Records contained in a dataset:
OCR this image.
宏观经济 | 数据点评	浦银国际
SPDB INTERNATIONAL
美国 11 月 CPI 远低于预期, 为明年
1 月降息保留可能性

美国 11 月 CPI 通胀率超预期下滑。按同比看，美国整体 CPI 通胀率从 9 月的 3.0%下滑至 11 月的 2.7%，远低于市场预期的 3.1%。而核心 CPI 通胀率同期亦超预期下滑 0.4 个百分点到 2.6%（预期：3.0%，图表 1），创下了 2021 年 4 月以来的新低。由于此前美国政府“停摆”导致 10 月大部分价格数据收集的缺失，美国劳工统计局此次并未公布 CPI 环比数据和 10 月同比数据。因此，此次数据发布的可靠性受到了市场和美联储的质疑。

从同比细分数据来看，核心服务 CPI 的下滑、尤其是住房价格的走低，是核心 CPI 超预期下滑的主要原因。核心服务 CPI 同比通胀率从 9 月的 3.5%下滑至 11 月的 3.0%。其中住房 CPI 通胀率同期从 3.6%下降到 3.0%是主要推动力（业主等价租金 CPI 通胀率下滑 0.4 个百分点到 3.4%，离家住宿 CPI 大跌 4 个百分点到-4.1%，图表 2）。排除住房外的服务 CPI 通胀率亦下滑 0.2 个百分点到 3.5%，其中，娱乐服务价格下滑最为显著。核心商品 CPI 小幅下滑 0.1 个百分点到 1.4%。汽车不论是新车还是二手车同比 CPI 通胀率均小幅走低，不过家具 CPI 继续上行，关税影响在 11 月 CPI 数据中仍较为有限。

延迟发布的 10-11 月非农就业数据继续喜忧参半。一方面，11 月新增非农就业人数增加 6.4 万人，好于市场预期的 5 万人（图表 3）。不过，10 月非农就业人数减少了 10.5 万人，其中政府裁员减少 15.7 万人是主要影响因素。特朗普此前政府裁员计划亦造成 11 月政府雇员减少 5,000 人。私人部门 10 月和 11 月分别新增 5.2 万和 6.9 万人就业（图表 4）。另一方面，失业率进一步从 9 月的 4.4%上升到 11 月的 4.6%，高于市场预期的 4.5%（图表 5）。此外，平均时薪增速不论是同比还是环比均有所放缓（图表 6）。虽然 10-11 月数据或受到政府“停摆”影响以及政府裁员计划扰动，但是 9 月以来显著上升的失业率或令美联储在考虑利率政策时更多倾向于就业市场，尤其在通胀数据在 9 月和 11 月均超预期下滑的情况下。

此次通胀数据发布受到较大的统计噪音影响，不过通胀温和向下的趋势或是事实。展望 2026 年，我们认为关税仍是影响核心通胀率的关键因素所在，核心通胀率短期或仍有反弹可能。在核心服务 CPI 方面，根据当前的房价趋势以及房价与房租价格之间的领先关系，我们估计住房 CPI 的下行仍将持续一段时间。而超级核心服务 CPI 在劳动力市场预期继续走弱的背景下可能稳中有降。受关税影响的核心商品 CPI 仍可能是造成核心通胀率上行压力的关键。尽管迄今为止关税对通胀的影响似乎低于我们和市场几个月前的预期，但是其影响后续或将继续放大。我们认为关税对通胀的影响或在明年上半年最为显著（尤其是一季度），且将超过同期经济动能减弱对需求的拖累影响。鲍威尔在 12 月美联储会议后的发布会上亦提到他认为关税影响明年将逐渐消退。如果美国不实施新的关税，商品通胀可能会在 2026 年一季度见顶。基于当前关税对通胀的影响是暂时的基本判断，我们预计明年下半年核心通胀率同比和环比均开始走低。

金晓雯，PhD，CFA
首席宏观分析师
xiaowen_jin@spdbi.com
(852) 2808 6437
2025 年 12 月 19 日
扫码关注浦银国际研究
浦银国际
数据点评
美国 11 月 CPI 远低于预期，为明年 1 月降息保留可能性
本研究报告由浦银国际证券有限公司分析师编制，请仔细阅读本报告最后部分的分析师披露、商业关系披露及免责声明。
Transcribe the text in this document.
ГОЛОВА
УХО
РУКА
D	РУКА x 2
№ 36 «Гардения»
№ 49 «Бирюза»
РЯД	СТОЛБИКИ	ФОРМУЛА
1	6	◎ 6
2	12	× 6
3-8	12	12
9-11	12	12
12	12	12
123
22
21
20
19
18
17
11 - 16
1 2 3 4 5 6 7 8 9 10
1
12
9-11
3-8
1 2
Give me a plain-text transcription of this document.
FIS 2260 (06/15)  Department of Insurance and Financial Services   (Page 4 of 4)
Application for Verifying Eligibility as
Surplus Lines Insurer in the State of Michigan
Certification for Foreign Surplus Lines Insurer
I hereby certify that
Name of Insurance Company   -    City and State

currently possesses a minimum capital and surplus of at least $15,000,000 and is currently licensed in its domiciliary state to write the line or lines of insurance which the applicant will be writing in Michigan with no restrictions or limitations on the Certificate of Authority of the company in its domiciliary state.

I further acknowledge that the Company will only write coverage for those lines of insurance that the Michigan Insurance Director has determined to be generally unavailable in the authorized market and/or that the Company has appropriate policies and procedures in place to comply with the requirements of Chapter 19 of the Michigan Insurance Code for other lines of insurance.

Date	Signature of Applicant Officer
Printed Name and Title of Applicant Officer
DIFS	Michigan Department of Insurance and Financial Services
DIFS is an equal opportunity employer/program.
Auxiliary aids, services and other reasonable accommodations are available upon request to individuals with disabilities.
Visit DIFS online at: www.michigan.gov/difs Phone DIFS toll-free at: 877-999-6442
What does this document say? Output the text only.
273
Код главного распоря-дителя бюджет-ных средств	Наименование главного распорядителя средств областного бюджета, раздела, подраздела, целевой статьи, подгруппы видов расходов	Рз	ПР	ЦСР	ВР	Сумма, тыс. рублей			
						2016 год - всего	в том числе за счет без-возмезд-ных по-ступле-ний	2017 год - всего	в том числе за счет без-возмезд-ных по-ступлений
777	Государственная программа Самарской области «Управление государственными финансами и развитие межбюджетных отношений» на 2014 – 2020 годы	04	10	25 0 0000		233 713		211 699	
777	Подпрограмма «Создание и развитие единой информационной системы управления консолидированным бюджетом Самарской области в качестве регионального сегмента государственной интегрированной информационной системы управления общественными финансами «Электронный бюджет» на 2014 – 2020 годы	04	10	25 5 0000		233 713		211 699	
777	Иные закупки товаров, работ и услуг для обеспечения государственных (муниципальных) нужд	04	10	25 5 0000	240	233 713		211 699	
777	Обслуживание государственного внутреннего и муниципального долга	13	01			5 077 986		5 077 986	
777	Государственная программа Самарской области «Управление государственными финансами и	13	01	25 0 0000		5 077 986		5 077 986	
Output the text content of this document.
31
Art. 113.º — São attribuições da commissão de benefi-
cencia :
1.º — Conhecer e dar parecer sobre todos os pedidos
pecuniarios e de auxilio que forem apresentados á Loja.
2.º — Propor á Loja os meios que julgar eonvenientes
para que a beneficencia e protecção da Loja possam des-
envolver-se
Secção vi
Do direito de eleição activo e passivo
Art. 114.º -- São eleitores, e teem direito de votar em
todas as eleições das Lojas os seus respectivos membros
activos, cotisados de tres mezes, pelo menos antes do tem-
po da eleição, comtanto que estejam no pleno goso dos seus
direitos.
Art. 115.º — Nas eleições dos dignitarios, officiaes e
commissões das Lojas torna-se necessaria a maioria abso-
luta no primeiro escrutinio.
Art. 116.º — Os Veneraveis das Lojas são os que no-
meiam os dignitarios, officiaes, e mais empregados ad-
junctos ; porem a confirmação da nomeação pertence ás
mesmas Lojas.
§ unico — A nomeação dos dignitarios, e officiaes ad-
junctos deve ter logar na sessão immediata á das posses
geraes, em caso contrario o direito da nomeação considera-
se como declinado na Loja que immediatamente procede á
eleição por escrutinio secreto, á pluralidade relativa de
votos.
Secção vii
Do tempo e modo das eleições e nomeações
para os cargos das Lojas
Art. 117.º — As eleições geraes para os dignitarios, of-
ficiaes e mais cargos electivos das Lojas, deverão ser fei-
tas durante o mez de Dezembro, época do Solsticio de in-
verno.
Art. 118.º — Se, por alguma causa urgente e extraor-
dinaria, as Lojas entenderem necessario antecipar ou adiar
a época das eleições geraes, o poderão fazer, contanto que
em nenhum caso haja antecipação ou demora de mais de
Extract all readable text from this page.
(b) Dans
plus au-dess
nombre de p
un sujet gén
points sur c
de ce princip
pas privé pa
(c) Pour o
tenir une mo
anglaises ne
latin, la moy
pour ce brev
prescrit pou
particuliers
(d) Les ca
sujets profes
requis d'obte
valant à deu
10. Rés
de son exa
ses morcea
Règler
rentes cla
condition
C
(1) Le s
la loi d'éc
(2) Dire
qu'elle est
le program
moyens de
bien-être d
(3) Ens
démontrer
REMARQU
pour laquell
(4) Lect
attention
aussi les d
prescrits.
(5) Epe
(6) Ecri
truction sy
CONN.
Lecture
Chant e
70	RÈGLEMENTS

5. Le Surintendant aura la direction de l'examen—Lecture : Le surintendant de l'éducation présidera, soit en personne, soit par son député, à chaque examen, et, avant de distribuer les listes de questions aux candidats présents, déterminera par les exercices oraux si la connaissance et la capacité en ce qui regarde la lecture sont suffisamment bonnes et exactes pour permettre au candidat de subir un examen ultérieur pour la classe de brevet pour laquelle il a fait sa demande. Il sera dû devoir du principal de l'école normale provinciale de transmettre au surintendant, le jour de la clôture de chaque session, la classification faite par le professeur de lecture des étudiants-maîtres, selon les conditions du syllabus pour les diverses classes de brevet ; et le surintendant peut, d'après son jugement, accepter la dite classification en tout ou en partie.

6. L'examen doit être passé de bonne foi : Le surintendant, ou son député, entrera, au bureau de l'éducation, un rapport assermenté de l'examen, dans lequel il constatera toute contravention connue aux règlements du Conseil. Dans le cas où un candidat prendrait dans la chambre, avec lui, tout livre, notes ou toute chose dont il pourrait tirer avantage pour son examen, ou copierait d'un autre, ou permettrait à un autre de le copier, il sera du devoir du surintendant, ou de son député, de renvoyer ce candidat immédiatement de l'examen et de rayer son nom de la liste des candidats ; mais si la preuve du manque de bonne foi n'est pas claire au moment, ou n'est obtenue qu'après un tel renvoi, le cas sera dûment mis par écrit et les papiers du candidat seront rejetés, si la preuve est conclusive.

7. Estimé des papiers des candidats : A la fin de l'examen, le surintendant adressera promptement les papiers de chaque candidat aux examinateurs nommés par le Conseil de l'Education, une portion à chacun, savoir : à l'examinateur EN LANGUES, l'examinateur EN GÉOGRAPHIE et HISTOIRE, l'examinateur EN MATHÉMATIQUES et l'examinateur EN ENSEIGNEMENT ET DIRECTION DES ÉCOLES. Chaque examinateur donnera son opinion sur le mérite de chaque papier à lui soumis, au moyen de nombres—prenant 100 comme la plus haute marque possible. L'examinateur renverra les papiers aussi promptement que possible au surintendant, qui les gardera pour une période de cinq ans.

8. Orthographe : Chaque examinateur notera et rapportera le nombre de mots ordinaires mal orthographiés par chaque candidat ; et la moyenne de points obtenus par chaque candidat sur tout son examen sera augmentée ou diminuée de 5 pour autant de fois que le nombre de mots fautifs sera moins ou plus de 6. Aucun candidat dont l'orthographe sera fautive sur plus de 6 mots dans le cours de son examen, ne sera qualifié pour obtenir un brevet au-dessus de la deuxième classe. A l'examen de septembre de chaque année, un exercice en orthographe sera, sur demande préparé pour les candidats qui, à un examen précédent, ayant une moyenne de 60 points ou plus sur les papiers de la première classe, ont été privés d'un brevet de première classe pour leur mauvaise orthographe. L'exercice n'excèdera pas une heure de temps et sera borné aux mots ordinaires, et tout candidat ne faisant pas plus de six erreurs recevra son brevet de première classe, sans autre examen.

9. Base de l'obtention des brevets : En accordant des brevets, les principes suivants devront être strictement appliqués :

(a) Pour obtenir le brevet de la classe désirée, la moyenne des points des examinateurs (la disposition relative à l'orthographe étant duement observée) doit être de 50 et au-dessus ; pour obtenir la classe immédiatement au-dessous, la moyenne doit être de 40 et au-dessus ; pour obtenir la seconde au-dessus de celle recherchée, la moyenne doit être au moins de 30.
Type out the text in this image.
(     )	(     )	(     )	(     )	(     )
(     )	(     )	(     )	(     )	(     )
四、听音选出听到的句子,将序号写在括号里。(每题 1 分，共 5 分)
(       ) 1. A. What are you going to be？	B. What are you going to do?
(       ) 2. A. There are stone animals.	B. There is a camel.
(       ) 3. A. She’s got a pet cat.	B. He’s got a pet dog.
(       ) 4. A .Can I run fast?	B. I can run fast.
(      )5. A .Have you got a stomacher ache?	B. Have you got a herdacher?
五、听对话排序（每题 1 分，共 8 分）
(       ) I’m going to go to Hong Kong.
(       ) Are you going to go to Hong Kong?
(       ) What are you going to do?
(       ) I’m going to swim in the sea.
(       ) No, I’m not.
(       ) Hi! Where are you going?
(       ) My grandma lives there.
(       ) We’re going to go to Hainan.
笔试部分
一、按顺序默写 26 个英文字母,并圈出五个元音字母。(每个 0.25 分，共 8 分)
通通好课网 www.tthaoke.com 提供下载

WHAT IS EXPECTED:
Copy every line of the listing where the word "época" appears.

SOLUTION FOR THIS PROBLEM:
tas durante o mez de Dezembro, época do Solsticio de in-
a época das eleições geraes, o poderão fazer, contanto que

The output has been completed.